[What is being asked]
Repeat the records below exactly as they appear.
---------- Extracted records
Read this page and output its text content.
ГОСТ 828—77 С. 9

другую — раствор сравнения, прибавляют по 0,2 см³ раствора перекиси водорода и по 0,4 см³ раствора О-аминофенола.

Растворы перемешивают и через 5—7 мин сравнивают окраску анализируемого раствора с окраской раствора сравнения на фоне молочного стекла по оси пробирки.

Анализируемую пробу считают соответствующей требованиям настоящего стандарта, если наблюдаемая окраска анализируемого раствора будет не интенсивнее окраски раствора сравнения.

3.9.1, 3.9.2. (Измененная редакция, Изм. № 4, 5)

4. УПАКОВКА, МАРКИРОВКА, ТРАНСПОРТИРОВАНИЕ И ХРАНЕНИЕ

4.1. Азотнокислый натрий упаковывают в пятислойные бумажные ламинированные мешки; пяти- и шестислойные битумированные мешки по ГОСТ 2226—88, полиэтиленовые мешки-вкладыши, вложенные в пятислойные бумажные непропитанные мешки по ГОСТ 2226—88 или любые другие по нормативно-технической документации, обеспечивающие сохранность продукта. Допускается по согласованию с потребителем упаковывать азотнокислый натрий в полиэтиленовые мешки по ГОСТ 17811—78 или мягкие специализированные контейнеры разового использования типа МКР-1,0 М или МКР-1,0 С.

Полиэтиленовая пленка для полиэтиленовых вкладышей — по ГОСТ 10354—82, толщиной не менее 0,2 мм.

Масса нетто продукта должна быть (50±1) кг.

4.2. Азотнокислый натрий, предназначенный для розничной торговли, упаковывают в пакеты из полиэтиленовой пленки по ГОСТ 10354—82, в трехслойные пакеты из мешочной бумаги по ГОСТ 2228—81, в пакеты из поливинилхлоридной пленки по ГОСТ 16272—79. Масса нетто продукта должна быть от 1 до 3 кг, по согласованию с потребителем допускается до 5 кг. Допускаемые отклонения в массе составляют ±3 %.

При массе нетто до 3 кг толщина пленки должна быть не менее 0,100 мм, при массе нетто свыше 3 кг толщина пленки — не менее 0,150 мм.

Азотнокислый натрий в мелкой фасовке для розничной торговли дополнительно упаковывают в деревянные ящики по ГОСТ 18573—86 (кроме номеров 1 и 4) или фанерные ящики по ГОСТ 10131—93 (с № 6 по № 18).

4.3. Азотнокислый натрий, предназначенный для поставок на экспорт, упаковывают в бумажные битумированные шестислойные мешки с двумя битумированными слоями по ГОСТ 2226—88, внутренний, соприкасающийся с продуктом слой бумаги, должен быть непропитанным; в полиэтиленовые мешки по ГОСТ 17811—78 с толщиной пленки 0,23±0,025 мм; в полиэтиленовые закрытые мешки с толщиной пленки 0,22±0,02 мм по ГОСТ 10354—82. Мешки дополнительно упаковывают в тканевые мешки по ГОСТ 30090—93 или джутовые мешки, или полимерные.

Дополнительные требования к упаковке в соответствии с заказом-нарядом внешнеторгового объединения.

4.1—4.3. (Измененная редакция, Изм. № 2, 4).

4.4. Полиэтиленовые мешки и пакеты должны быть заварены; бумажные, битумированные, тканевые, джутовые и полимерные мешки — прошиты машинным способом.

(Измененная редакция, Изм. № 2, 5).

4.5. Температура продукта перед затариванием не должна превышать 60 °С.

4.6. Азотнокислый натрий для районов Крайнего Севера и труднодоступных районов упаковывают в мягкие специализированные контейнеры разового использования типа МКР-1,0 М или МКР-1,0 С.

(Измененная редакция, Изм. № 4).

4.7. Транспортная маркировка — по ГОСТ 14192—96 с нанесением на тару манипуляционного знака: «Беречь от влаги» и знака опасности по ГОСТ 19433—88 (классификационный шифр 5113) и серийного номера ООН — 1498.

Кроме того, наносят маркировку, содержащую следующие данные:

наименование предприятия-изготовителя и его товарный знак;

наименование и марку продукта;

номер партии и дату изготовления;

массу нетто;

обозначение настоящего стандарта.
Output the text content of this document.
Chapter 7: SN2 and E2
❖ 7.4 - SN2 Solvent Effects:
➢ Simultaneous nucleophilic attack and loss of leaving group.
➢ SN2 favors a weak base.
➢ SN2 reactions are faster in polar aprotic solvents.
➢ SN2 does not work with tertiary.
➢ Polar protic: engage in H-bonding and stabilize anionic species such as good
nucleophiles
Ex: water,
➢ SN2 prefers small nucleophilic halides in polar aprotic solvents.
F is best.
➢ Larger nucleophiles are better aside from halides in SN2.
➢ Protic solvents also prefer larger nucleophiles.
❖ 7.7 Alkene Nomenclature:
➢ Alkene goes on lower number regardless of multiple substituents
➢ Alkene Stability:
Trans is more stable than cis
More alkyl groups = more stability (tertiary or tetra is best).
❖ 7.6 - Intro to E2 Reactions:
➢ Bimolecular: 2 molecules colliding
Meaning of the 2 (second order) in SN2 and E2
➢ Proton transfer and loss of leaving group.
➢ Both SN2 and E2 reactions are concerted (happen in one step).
--------------------
[Result for this task]
Read this page and output its text content.
ГОСТ 828—77 С. 9

другую — раствор сравнения, прибавляют по 0,2 см³ раствора перекиси водорода и по 0,4 см³ раствора О-аминофенола.

Растворы перемешивают и через 5—7 мин сравнивают окраску анализируемого раствора с окраской раствора сравнения на фоне молочного стекла по оси пробирки.

Анализируемую пробу считают соответствующей требованиям настоящего стандарта, если наблюдаемая окраска анализируемого раствора будет не интенсивнее окраски раствора сравнения.

3.9.1, 3.9.2. (Измененная редакция, Изм. № 4, 5)

4. УПАКОВКА, МАРКИРОВКА, ТРАНСПОРТИРОВАНИЕ И ХРАНЕНИЕ

4.1. Азотнокислый натрий упаковывают в пятислойные бумажные ламинированные мешки; пяти- и шестислойные битумированные мешки по ГОСТ 2226—88, полиэтиленовые мешки-вкладыши, вложенные в пятислойные бумажные непропитанные мешки по ГОСТ 2226—88 или любые другие по нормативно-технической документации, обеспечивающие сохранность продукта. Допускается по согласованию с потребителем упаковывать азотнокислый натрий в полиэтиленовые мешки по ГОСТ 17811—78 или мягкие специализированные контейнеры разового использования типа МКР-1,0 М или МКР-1,0 С.

Полиэтиленовая пленка для полиэтиленовых вкладышей — по ГОСТ 10354—82, толщиной не менее 0,2 мм.

Масса нетто продукта должна быть (50±1) кг.

4.2. Азотнокислый натрий, предназначенный для розничной торговли, упаковывают в пакеты из полиэтиленовой пленки по ГОСТ 10354—82, в трехслойные пакеты из мешочной бумаги по ГОСТ 2228—81, в пакеты из поливинилхлоридной пленки по ГОСТ 16272—79. Масса нетто продукта должна быть от 1 до 3 кг, по согласованию с потребителем допускается до 5 кг. Допускаемые отклонения в массе составляют ±3 %.

При массе нетто до 3 кг толщина пленки должна быть не менее 0,100 мм, при массе нетто свыше 3 кг толщина пленки — не менее 0,150 мм.

Азотнокислый натрий в мелкой фасовке для розничной торговли дополнительно упаковывают в деревянные ящики по ГОСТ 18573—86 (кроме номеров 1 и 4) или фанерные ящики по ГОСТ 10131—93 (с № 6 по № 18).

4.3. Азотнокислый натрий, предназначенный для поставок на экспорт, упаковывают в бумажные битумированные шестислойные мешки с двумя битумированными слоями по ГОСТ 2226—88, внутренний, соприкасающийся с продуктом слой бумаги, должен быть непропитанным; в полиэтиленовые мешки по ГОСТ 17811—78 с толщиной пленки 0,23±0,025 мм; в полиэтиленовые закрытые мешки с толщиной пленки 0,22±0,02 мм по ГОСТ 10354—82. Мешки дополнительно упаковывают в тканевые мешки по ГОСТ 30090—93 или джутовые мешки, или полимерные.

Дополнительные требования к упаковке в соответствии с заказом-нарядом внешнеторгового объединения.

4.1—4.3. (Измененная редакция, Изм. № 2, 4).

4.4. Полиэтиленовые мешки и пакеты должны быть заварены; бумажные, битумированные, тканевые, джутовые и полимерные мешки — прошиты машинным способом.

(Измененная редакция, Изм. № 2, 5).

4.5. Температура продукта перед затариванием не должна превышать 60 °С.

4.6. Азотнокислый натрий для районов Крайнего Севера и труднодоступных районов упаковывают в мягкие специализированные контейнеры разового использования типа МКР-1,0 М или МКР-1,0 С.

(Измененная редакция, Изм. № 4).

4.7. Транспортная маркировка — по ГОСТ 14192—96 с нанесением на тару манипуляционного знака: «Беречь от влаги» и знака опасности по ГОСТ 19433—88 (классификационный шифр 5113) и серийного номера ООН — 1498.

Кроме того, наносят маркировку, содержащую следующие данные:

наименование предприятия-изготовителя и его товарный знак;

наименование и марку продукта;

номер партии и дату изготовления;

массу нетто;

обозначение настоящего стандарта.
Output the text content of this document.
Chapter 7: SN2 and E2
❖ 7.4 - SN2 Solvent Effects:
➢ Simultaneous nucleophilic attack and loss of leaving group.
➢ SN2 favors a weak base.
➢ SN2 reactions are faster in polar aprotic solvents.
➢ SN2 does not work with tertiary.
➢ Polar protic: engage in H-bonding and stabilize anionic species such as good
nucleophiles
Ex: water,
➢ SN2 prefers small nucleophilic halides in polar aprotic solvents.
F is best.
➢ Larger nucleophiles are better aside from halides in SN2.
➢ Protic solvents also prefer larger nucleophiles.
❖ 7.7 Alkene Nomenclature:
➢ Alkene goes on lower number regardless of multiple substituents
➢ Alkene Stability:
Trans is more stable than cis
More alkyl groups = more stability (tertiary or tetra is best).
❖ 7.6 - Intro to E2 Reactions:
➢ Bimolecular: 2 molecules colliding
Meaning of the 2 (second order) in SN2 and E2
➢ Proton transfer and loss of leaving group.
➢ Both SN2 and E2 reactions are concerted (happen in one step).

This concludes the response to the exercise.